* What the task asks *
Scan the data for "JSON" and copy the lines it appears in.

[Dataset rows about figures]
______

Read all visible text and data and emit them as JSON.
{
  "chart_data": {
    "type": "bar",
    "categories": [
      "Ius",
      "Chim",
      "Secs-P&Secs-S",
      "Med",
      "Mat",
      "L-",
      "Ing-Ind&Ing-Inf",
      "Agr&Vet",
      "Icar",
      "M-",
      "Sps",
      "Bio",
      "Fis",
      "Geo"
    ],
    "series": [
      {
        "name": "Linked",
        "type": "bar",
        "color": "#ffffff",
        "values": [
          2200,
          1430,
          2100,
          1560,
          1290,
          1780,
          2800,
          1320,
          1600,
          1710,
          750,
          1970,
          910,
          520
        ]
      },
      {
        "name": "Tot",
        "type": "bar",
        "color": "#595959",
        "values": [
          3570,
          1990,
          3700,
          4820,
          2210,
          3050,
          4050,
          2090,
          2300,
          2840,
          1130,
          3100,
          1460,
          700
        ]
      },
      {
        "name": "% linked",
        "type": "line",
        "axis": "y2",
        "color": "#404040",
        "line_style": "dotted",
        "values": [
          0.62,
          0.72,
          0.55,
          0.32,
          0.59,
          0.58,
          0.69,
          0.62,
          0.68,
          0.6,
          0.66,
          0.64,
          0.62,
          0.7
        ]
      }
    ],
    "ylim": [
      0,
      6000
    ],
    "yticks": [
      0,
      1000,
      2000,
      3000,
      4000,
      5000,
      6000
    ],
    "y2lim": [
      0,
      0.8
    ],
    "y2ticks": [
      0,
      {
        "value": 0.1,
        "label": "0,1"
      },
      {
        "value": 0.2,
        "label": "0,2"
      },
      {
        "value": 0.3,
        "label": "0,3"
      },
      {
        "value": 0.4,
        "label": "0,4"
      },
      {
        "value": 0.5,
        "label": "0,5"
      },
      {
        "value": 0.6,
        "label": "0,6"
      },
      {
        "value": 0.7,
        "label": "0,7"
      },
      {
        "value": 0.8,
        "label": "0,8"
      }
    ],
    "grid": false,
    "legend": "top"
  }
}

______

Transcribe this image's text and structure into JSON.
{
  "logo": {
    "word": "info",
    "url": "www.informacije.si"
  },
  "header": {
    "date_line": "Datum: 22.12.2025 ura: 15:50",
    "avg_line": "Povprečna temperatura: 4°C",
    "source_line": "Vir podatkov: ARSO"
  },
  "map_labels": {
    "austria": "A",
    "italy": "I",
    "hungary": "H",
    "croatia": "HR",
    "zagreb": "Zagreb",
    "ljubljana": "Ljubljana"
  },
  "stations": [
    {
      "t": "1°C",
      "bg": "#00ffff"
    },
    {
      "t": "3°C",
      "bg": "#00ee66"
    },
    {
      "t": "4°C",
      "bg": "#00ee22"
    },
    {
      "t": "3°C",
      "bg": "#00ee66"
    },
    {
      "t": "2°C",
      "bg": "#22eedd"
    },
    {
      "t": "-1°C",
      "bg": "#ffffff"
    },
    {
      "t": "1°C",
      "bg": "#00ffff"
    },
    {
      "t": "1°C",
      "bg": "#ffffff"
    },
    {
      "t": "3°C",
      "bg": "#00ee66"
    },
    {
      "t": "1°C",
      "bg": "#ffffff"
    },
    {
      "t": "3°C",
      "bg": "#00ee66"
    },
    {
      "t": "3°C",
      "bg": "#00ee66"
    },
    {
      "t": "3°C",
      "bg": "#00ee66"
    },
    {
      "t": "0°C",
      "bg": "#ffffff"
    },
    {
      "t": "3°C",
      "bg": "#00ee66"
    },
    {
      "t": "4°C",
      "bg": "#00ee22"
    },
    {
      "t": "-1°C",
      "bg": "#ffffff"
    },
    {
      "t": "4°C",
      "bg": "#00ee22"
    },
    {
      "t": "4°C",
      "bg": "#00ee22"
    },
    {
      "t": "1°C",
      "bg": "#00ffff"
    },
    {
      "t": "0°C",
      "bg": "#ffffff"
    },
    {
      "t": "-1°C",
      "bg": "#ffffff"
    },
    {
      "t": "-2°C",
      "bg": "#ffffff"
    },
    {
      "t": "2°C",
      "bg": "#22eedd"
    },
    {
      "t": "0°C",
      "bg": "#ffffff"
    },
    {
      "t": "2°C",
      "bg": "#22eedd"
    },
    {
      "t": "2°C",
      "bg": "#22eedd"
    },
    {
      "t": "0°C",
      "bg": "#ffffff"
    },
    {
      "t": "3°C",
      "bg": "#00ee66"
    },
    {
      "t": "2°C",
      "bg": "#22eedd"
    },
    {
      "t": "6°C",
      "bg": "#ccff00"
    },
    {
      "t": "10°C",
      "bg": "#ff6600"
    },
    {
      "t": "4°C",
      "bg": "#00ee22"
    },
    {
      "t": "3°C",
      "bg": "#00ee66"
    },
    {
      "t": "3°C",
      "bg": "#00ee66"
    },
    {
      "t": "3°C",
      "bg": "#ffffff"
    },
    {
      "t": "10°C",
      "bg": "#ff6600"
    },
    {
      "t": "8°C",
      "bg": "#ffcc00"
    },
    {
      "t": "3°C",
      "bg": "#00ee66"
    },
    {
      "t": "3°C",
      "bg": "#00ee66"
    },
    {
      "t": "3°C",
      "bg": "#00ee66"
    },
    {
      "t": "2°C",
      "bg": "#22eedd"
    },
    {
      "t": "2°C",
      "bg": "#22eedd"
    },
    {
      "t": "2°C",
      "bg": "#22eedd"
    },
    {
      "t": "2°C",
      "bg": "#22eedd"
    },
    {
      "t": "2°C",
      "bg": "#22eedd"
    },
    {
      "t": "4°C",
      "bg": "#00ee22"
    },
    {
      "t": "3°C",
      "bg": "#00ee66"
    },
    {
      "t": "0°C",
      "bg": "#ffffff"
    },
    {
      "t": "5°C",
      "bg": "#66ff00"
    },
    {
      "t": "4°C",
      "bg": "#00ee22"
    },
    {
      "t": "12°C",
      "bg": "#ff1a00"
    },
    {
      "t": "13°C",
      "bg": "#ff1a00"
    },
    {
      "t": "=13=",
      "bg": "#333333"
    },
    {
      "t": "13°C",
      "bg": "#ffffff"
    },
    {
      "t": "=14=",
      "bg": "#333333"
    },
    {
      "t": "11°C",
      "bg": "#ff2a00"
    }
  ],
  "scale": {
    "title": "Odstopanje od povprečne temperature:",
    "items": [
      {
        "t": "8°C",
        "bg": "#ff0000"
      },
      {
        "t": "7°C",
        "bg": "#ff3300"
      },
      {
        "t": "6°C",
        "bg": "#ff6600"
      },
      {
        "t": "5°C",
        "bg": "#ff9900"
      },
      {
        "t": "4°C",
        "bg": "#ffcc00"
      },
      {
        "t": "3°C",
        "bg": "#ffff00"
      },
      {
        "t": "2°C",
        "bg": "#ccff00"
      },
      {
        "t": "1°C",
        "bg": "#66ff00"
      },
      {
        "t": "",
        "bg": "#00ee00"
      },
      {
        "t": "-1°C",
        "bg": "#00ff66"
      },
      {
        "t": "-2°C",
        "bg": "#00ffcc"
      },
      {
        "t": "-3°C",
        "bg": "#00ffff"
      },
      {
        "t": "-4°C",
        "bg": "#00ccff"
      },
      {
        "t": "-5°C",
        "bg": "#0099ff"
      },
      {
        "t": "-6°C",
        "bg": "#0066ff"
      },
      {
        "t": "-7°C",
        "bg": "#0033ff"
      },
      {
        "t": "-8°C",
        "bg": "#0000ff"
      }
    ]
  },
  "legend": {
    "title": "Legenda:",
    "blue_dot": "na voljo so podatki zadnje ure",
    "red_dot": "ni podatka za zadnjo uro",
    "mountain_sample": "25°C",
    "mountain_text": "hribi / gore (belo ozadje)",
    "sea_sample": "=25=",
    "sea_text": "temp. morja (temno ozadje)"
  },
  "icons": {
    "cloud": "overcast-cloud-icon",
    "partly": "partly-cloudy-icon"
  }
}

______

* Expected answer *
Read all visible text and data and emit them as JSON.
Transcribe this image's text and structure into JSON.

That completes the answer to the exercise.